QUESTIONS:
**1)** According to the Putin article, who is Dmitry Oreshkin?
**2)** Please transcribe the part of the Putin article starting at "Is Putin losing" and ending at "on the table.".

TEXT UNDER STUDY:
··········

Is Putin losing it?

GlobalPost

MOSCOW, Russia — Russian President Vladimir Putin took to the airwaves on Tuesday to set the record straight after days of international condemnation over his country’s alleged military incursion into Ukraine.

For anyone watching, the result may have been just the opposite — which may have been his intention.

Speaking casually in a televised news conference from his residence outside Moscow, he offered assurances that Ukraine was a “brotherly republic” and that war with Russia’s Soviet-era subject would be only a last resort.

He also slammed the West for allegedly fueling Ukraine’s months-long protests, speaking darkly of the “chaos” he claims has swept Kyiv amid the post-revolutionary government’s “anti-constitutional coup.”

In the end, it seems further military action remains on the table.

“We see the flourishing of neo-Nazis, nationalists and anti-Semites that is currently taking place in different parts of Ukraine, including Kyiv,” he said.

Anyone hoping for clarity from the former KGB spy would have been deeply disappointed.

Instead, they were treated to what some observers say was the sight of a leader typically known for his salty charm and arrogant bravado now unraveling at the frays, burdened by the weight of his greatest geopolitical gambit to date.

“He’s in a completely unpleasant situation and he couldn’t hide it,” said Dmitry Oreshkin, a political analyst and former member of the Kremlin’s human rights council. “His aggressive rhetoric was almost that of an underdog.”

Putin’s briefing was undoubtedly aimed against the hailstorm of criticism he’s faced in recent days as mysterious and professionally equipped pro-Russian troops continued to swarm the Crimean peninsula, effectively seizing a swath of Ukrainian territory.

He hit back true to form, berating what he said was the West’s involvement in fanning the flames of protest in Kyiv in order to pull Ukraine deeper into its orbit. He even suggested America had experimented with the protesters like doctors with lab rats.

However, many of his responses were tinged with bizarre, sometimes contradictory claims.

He argued that the thousands of well-trained soldiers crawling across Crimea in Russian military uniforms — which, he noted, one can buy anywhere in the former Soviet Union — were in fact members of local “self-defense forces.”

He refused to recognize the new Kyiv authorities and repeated earlier official Russian statements that Yanukovych remains Ukraine’s only legitimate president.

Later, he admitted Yanukovych’s political career was over and that he may recognize Ukraine’s presidential elections in May — so long as they’re not held amid “terror.”

Stranger still, Putin that claimed the newly appointed governor of eastern Ukraine’s Dnipropetrovsk Region, a well-connected media tycoon, once stole money from “our oligarch,” a reference to billionaire Roman Abramovich.

When asked about the police snipers who fired from rooftops in central Kyiv during violent clashes late last month that left around 100 dead, he suggested they were “provocateurs from one of the opposition parties.”

··········

Document understanding data
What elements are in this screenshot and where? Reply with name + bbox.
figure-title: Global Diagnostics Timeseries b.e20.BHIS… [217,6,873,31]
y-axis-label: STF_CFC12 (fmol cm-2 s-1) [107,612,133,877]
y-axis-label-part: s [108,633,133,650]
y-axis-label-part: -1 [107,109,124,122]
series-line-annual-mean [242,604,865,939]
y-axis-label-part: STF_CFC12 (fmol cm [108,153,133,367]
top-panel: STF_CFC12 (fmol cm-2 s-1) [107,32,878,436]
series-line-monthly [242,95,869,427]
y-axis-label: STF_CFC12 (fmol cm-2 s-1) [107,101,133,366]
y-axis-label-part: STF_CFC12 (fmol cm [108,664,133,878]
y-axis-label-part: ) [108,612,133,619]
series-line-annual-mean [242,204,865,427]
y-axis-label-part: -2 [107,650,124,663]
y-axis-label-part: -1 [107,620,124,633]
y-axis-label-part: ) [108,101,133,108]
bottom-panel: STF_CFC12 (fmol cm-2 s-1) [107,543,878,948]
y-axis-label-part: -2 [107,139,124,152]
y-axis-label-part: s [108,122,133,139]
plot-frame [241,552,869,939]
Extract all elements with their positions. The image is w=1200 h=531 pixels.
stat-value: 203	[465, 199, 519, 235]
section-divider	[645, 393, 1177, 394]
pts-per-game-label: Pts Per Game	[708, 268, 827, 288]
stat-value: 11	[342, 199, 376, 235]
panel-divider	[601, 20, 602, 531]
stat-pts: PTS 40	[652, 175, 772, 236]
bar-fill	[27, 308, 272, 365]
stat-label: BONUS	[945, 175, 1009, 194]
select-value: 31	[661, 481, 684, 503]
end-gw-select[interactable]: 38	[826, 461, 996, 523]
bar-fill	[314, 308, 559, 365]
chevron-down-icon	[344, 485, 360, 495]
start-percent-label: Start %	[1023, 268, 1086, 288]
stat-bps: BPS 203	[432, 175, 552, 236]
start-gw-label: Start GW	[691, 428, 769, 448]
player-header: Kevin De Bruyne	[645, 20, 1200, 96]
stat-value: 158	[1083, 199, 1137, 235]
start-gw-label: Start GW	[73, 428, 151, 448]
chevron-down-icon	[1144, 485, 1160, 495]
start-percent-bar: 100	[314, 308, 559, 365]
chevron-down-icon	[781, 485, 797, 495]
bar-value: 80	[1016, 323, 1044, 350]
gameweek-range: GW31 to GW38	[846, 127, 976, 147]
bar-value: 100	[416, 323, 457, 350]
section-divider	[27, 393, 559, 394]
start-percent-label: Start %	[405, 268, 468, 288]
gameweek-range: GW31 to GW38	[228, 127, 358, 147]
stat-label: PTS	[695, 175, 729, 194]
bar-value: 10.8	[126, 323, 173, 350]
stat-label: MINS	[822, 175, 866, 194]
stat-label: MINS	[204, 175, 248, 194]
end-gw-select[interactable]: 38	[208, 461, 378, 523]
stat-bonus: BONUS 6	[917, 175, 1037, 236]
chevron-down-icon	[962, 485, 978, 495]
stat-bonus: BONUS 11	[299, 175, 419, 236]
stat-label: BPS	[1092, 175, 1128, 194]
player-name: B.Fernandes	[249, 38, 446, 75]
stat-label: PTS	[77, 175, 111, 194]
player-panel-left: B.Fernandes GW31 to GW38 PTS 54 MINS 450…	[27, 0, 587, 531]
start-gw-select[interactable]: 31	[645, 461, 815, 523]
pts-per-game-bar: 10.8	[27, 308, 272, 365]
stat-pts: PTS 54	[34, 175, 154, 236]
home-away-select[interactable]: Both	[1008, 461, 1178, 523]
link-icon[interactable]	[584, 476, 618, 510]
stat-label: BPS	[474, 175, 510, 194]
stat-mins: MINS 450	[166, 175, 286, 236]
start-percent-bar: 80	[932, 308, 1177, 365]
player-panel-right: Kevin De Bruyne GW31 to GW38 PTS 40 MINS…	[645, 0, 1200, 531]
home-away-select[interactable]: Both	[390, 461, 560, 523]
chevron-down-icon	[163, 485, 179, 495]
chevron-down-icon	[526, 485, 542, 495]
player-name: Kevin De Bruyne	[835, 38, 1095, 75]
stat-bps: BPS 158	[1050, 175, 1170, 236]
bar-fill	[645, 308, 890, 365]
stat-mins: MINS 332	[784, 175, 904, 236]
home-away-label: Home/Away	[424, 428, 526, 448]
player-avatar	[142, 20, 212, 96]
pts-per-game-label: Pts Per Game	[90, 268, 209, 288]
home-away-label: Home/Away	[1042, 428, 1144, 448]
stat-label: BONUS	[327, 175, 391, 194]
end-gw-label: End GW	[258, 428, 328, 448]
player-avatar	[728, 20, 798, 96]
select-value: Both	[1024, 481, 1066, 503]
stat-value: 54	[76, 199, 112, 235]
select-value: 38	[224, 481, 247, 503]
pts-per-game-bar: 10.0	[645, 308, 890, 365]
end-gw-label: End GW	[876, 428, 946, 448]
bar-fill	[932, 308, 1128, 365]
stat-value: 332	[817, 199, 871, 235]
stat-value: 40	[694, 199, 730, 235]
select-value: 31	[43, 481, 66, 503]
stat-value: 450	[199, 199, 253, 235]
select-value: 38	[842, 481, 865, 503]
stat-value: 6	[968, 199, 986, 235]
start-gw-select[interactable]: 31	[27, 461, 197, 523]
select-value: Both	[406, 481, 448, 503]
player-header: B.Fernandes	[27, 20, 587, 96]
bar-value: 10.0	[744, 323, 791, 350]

··········

COMPLETED EXERCISE:
**1)** A political analyst and former member of the Kremlin's human rights council.

**2)**
Is Putin losing it?

GlobalPost

MOSCOW, Russia — Russian President Vladimir Putin took to the airwaves on Tuesday to set the record straight after days of international condemnation over his country’s alleged military incursion into Ukraine.

For anyone watching, the result may have been just the opposite — which may have been his intention.

Speaking casually in a televised news conference from his residence outside Moscow, he offered assurances that Ukraine was a “brotherly republic” and that war with Russia’s Soviet-era subject would be only a last resort.

He also slammed the West for allegedly fueling Ukraine’s months-long protests, speaking darkly of the “chaos” he claims has swept Kyiv amid the post-revolutionary government’s “anti-constitutional coup.”

In the end, it seems further military action remains on the table.